Without skipping anything, write out each record below exactly.

※

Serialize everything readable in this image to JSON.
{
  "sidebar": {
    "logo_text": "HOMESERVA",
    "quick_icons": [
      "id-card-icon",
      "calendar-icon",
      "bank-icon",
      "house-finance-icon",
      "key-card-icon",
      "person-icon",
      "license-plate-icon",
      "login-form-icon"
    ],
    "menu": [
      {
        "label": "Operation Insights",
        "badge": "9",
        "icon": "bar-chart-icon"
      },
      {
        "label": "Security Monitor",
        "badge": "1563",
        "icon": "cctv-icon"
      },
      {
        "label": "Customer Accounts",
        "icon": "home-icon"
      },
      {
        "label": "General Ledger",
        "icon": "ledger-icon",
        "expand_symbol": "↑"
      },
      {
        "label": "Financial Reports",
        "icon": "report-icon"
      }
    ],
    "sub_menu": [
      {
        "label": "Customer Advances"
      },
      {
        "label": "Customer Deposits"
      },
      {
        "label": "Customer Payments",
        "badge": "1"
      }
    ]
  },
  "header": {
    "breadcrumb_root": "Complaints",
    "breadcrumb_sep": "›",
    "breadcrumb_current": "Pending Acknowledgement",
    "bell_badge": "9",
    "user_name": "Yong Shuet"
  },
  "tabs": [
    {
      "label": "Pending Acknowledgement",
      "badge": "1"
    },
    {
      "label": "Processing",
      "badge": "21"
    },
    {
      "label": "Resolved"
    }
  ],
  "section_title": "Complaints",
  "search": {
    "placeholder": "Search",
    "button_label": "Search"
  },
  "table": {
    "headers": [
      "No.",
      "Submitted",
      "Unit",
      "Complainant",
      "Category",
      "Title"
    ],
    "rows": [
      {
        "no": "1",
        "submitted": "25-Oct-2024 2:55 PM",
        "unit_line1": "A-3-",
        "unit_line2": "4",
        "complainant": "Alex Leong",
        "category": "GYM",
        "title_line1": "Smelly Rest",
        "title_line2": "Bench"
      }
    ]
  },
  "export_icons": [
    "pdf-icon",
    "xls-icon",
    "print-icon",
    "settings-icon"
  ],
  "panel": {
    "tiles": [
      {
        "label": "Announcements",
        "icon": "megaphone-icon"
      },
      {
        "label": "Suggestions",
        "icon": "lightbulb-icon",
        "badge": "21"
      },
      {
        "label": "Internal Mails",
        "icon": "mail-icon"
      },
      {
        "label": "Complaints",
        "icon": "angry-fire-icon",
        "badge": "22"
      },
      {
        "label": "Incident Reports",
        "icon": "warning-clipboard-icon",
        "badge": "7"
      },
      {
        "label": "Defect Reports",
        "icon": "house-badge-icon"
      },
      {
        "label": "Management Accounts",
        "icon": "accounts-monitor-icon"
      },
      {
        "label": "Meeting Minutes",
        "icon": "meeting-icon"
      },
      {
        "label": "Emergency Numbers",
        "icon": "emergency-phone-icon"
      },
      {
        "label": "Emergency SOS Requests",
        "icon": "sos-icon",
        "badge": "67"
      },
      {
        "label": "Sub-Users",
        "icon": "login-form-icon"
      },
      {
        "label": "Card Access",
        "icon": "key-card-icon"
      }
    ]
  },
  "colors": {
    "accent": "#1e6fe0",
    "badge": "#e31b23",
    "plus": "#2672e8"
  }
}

※

CORRECT ANSWER:
Serialize everything readable in this image to JSON.
{
  "sidebar": {
    "logo_text": "HOMESERVA",
    "quick_icons": [
      "id-card-icon",
      "calendar-icon",
      "bank-icon",
      "house-finance-icon",
      "key-card-icon",
      "person-icon",
      "license-plate-icon",
      "login-form-icon"
    ],
    "menu": [
      {
        "label": "Operation Insights",
        "badge": "9",
        "icon": "bar-chart-icon"
      },
      {
        "label": "Security Monitor",
        "badge": "1563",
        "icon": "cctv-icon"
      },
      {
        "label": "Customer Accounts",
        "icon": "home-icon"
      },
      {
        "label": "General Ledger",
        "icon": "ledger-icon",
        "expand_symbol": "↑"
      },
      {
        "label": "Financial Reports",
        "icon": "report-icon"
      }
    ],
    "sub_menu": [
      {
        "label": "Customer Advances"
      },
      {
        "label": "Customer Deposits"
      },
      {
        "label": "Customer Payments",
        "badge": "1"
      }
    ]
  },
  "header": {
    "breadcrumb_root": "Complaints",
    "breadcrumb_sep": "›",
    "breadcrumb_current": "Pending Acknowledgement",
    "bell_badge": "9",
    "user_name": "Yong Shuet"
  },
  "tabs": [
    {
      "label": "Pending Acknowledgement",
      "badge": "1"
    },
    {
      "label": "Processing",
      "badge": "21"
    },
    {
      "label": "Resolved"
    }
  ],
  "section_title": "Complaints",
  "search": {
    "placeholder": "Search",
    "button_label": "Search"
  },
  "table": {
    "headers": [
      "No.",
      "Submitted",
      "Unit",
      "Complainant",
      "Category",
      "Title"
    ],
    "rows": [
      {
        "no": "1",
        "submitted": "25-Oct-2024 2:55 PM",
        "unit_line1": "A-3-",
        "unit_line2": "4",
        "complainant": "Alex Leong",
        "category": "GYM",
        "title_line1": "Smelly Rest",
        "title_line2": "Bench"
      }
    ]
  },
  "export_icons": [
    "pdf-icon",
    "xls-icon",
    "print-icon",
    "settings-icon"
  ],
  "panel": {
    "tiles": [
      {
        "label": "Announcements",
        "icon": "megaphone-icon"
      },
      {
        "label": "Suggestions",
        "icon": "lightbulb-icon",
        "badge": "21"
      },
      {
        "label": "Internal Mails",
        "icon": "mail-icon"
      },
      {
        "label": "Complaints",
        "icon": "angry-fire-icon",
        "badge": "22"
      },
      {
        "label": "Incident Reports",
        "icon": "warning-clipboard-icon",
        "badge": "7"
      },
      {
        "label": "Defect Reports",
        "icon": "house-badge-icon"
      },
      {
        "label": "Management Accounts",
        "icon": "accounts-monitor-icon"
      },
      {
        "label": "Meeting Minutes",
        "icon": "meeting-icon"
      },
      {
        "label": "Emergency Numbers",
        "icon": "emergency-phone-icon"
      },
      {
        "label": "Emergency SOS Requests",
        "icon": "sos-icon",
        "badge": "67"
      },
      {
        "label": "Sub-Users",
        "icon": "login-form-icon"
      },
      {
        "label": "Card Access",
        "icon": "key-card-icon"
      }
    ]
  },
  "colors": {
    "accent": "#1e6fe0",
    "badge": "#e31b23",
    "plus": "#2672e8"
  }
}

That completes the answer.